[WHAT THE TASK ASKS] Write out the full set of records below exactly.

[ENTRIES PROVIDED]
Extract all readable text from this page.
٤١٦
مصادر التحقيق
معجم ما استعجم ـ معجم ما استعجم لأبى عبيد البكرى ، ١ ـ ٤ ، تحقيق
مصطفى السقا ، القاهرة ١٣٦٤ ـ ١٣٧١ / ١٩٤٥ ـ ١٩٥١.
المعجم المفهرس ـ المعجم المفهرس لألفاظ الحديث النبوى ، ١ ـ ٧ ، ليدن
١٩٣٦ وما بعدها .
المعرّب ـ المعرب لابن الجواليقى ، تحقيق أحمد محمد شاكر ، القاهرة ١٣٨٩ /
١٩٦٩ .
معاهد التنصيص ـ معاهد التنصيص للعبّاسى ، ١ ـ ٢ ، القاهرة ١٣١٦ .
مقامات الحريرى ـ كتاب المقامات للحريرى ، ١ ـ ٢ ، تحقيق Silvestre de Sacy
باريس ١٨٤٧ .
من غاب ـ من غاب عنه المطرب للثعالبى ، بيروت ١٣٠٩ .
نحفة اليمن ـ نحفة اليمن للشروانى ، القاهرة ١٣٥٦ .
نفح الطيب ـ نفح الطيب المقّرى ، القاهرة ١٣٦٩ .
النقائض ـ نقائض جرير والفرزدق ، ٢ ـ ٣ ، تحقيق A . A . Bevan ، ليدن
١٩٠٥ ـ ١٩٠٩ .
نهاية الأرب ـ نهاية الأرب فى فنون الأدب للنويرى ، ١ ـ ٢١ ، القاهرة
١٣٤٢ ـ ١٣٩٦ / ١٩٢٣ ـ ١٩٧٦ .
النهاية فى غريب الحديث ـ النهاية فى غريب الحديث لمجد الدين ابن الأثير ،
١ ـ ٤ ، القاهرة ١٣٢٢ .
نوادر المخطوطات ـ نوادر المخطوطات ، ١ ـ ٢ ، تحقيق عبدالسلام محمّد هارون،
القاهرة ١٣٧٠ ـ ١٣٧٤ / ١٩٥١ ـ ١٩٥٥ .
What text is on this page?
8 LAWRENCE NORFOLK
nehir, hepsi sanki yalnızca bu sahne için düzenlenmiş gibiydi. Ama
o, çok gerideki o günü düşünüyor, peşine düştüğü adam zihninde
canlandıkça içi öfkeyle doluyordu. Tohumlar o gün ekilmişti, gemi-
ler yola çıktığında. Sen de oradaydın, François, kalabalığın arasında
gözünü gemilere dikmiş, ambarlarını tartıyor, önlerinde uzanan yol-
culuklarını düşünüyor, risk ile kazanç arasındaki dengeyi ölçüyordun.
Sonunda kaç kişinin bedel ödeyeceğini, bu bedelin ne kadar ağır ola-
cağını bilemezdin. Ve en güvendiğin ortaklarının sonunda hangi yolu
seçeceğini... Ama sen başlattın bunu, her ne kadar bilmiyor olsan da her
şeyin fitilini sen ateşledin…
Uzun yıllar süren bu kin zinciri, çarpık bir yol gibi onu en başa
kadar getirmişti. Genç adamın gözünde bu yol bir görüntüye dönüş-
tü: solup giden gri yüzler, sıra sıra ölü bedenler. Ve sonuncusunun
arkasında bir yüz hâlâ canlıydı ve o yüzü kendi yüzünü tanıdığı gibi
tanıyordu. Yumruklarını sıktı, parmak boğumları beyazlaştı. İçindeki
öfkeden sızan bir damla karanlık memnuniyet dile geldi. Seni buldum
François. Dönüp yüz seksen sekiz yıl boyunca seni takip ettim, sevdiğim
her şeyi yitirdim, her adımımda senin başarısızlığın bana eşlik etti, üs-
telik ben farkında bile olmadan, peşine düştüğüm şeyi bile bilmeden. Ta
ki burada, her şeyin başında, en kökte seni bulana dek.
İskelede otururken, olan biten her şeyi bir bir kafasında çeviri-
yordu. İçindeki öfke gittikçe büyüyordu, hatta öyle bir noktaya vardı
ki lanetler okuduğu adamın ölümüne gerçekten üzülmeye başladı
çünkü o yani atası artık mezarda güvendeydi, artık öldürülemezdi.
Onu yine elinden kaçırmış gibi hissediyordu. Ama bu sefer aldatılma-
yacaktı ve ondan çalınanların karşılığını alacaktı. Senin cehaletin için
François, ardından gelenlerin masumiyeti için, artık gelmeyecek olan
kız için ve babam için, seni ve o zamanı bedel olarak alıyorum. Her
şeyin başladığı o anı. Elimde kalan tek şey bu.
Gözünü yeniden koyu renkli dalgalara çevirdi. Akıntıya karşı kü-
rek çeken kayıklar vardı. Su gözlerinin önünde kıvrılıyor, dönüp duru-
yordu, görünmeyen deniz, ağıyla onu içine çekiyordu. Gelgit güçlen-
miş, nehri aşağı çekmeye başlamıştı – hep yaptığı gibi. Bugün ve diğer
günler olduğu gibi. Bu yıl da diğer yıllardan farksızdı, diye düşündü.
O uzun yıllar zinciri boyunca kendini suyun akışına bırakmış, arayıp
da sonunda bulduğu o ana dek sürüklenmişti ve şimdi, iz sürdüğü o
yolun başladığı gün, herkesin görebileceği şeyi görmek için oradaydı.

[SOLUTION FOR THIS PROBLEM]
Extract all readable text from this page.
٤١٦
مصادر التحقيق
معجم ما استعجم ـ معجم ما استعجم لأبى عبيد البكرى ، ١ ـ ٤ ، تحقيق
مصطفى السقا ، القاهرة ١٣٦٤ ـ ١٣٧١ / ١٩٤٥ ـ ١٩٥١.
المعجم المفهرس ـ المعجم المفهرس لألفاظ الحديث النبوى ، ١ ـ ٧ ، ليدن
١٩٣٦ وما بعدها .
المعرّب ـ المعرب لابن الجواليقى ، تحقيق أحمد محمد شاكر ، القاهرة ١٣٨٩ /
١٩٦٩ .
معاهد التنصيص ـ معاهد التنصيص للعبّاسى ، ١ ـ ٢ ، القاهرة ١٣١٦ .
مقامات الحريرى ـ كتاب المقامات للحريرى ، ١ ـ ٢ ، تحقيق Silvestre de Sacy
باريس ١٨٤٧ .
من غاب ـ من غاب عنه المطرب للثعالبى ، بيروت ١٣٠٩ .
نحفة اليمن ـ نحفة اليمن للشروانى ، القاهرة ١٣٥٦ .
نفح الطيب ـ نفح الطيب المقّرى ، القاهرة ١٣٦٩ .
النقائض ـ نقائض جرير والفرزدق ، ٢ ـ ٣ ، تحقيق A . A . Bevan ، ليدن
١٩٠٥ ـ ١٩٠٩ .
نهاية الأرب ـ نهاية الأرب فى فنون الأدب للنويرى ، ١ ـ ٢١ ، القاهرة
١٣٤٢ ـ ١٣٩٦ / ١٩٢٣ ـ ١٩٧٦ .
النهاية فى غريب الحديث ـ النهاية فى غريب الحديث لمجد الدين ابن الأثير ،
١ ـ ٤ ، القاهرة ١٣٢٢ .
نوادر المخطوطات ـ نوادر المخطوطات ، ١ ـ ٢ ، تحقيق عبدالسلام محمّد هارون،
القاهرة ١٣٧٠ ـ ١٣٧٤ / ١٩٥١ ـ ١٩٥٥ .
What text is on this page?
8 LAWRENCE NORFOLK
nehir, hepsi sanki yalnızca bu sahne için düzenlenmiş gibiydi. Ama
o, çok gerideki o günü düşünüyor, peşine düştüğü adam zihninde
canlandıkça içi öfkeyle doluyordu. Tohumlar o gün ekilmişti, gemi-
ler yola çıktığında. Sen de oradaydın, François, kalabalığın arasında
gözünü gemilere dikmiş, ambarlarını tartıyor, önlerinde uzanan yol-
culuklarını düşünüyor, risk ile kazanç arasındaki dengeyi ölçüyordun.
Sonunda kaç kişinin bedel ödeyeceğini, bu bedelin ne kadar ağır ola-
cağını bilemezdin. Ve en güvendiğin ortaklarının sonunda hangi yolu
seçeceğini... Ama sen başlattın bunu, her ne kadar bilmiyor olsan da her
şeyin fitilini sen ateşledin…
Uzun yıllar süren bu kin zinciri, çarpık bir yol gibi onu en başa
kadar getirmişti. Genç adamın gözünde bu yol bir görüntüye dönüş-
tü: solup giden gri yüzler, sıra sıra ölü bedenler. Ve sonuncusunun
arkasında bir yüz hâlâ canlıydı ve o yüzü kendi yüzünü tanıdığı gibi
tanıyordu. Yumruklarını sıktı, parmak boğumları beyazlaştı. İçindeki
öfkeden sızan bir damla karanlık memnuniyet dile geldi. Seni buldum
François. Dönüp yüz seksen sekiz yıl boyunca seni takip ettim, sevdiğim
her şeyi yitirdim, her adımımda senin başarısızlığın bana eşlik etti, üs-
telik ben farkında bile olmadan, peşine düştüğüm şeyi bile bilmeden. Ta
ki burada, her şeyin başında, en kökte seni bulana dek.
İskelede otururken, olan biten her şeyi bir bir kafasında çeviri-
yordu. İçindeki öfke gittikçe büyüyordu, hatta öyle bir noktaya vardı
ki lanetler okuduğu adamın ölümüne gerçekten üzülmeye başladı
çünkü o yani atası artık mezarda güvendeydi, artık öldürülemezdi.
Onu yine elinden kaçırmış gibi hissediyordu. Ama bu sefer aldatılma-
yacaktı ve ondan çalınanların karşılığını alacaktı. Senin cehaletin için
François, ardından gelenlerin masumiyeti için, artık gelmeyecek olan
kız için ve babam için, seni ve o zamanı bedel olarak alıyorum. Her
şeyin başladığı o anı. Elimde kalan tek şey bu.
Gözünü yeniden koyu renkli dalgalara çevirdi. Akıntıya karşı kü-
rek çeken kayıklar vardı. Su gözlerinin önünde kıvrılıyor, dönüp duru-
yordu, görünmeyen deniz, ağıyla onu içine çekiyordu. Gelgit güçlen-
miş, nehri aşağı çekmeye başlamıştı – hep yaptığı gibi. Bugün ve diğer
günler olduğu gibi. Bu yıl da diğer yıllardan farksızdı, diye düşündü.
O uzun yıllar zinciri boyunca kendini suyun akışına bırakmış, arayıp
da sonunda bulduğu o ana dek sürüklenmişti ve şimdi, iz sürdüğü o
yolun başladığı gün, herkesin görebileceği şeyi görmek için oradaydı.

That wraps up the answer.